Start of DATASET ENTRIES

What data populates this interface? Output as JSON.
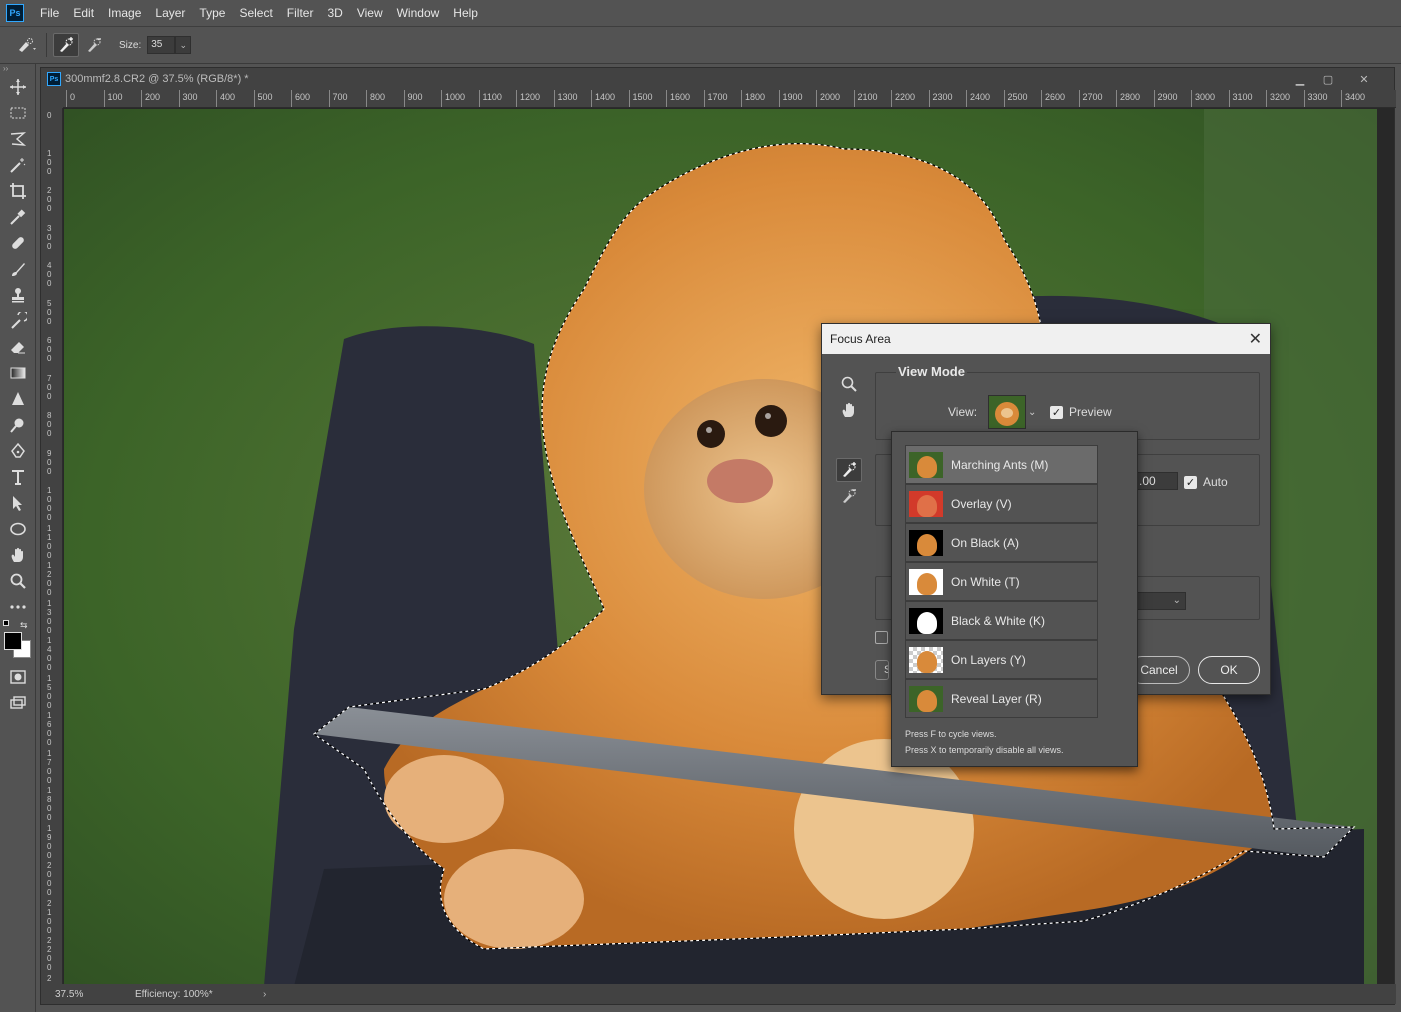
{
  "app": {
    "logo": "Ps"
  },
  "menubar": {
    "items": [
      "File",
      "Edit",
      "Image",
      "Layer",
      "Type",
      "Select",
      "Filter",
      "3D",
      "View",
      "Window",
      "Help"
    ]
  },
  "options": {
    "size_label": "Size:",
    "size_value": "35"
  },
  "document": {
    "tab_title": "300mmf2.8.CR2 @ 37.5% (RGB/8*) *",
    "ruler_top": [
      "0",
      "100",
      "200",
      "300",
      "400",
      "500",
      "600",
      "700",
      "800",
      "900",
      "1000",
      "1100",
      "1200",
      "1300",
      "1400",
      "1500",
      "1600",
      "1700",
      "1800",
      "1900",
      "2000",
      "2100",
      "2200",
      "2300",
      "2400",
      "2500",
      "2600",
      "2700",
      "2800",
      "2900",
      "3000",
      "3100",
      "3200",
      "3300",
      "3400"
    ],
    "ruler_left": [
      "0",
      "100",
      "200",
      "300",
      "400",
      "500",
      "600",
      "700",
      "800",
      "900",
      "1000",
      "1100",
      "1200",
      "1300",
      "1400",
      "1500",
      "1600",
      "1700",
      "1800",
      "1900",
      "2000",
      "2100",
      "2200",
      "2300"
    ],
    "zoom": "37.5%",
    "efficiency": "Efficiency: 100%*",
    "status_arrow": "›"
  },
  "dialog": {
    "title": "Focus Area",
    "view_mode_label": "View Mode",
    "view_label": "View:",
    "preview_label": "Preview",
    "param_value": ".00",
    "auto_label": "Auto",
    "cancel_label": "Cancel",
    "ok_label": "OK",
    "partial_letter_1": "S",
    "partial_letter_2": "S"
  },
  "view_menu": {
    "items": [
      {
        "label": "Marching Ants (M)",
        "icon": "marching-ants-thumb",
        "selected": true
      },
      {
        "label": "Overlay (V)",
        "icon": "overlay-thumb"
      },
      {
        "label": "On Black (A)",
        "icon": "on-black-thumb"
      },
      {
        "label": "On White (T)",
        "icon": "on-white-thumb"
      },
      {
        "label": "Black & White (K)",
        "icon": "black-white-thumb"
      },
      {
        "label": "On Layers (Y)",
        "icon": "on-layers-thumb"
      },
      {
        "label": "Reveal Layer (R)",
        "icon": "reveal-layer-thumb"
      }
    ],
    "hint_1": "Press F to cycle views.",
    "hint_2": "Press X to temporarily disable all views."
  },
  "colors": {
    "fur": "#d98a3a",
    "background_green": "#3f6a2a",
    "chair": "#2a2d3a",
    "ps_blue": "#31a8ff"
  }
}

End of DATASET ENTRIES

• **WORK TO DO**
Filter the records above for lines containing the word "thumb", and copy those lines.

• **ANSWER TO THE PROBLEM**
        "icon": "marching-ants-thumb",
        "icon": "overlay-thumb"
        "icon": "on-black-thumb"
        "icon": "on-white-thumb"
        "icon": "black-white-thumb"
        "icon": "on-layers-thumb"
        "icon": "reveal-layer-thumb"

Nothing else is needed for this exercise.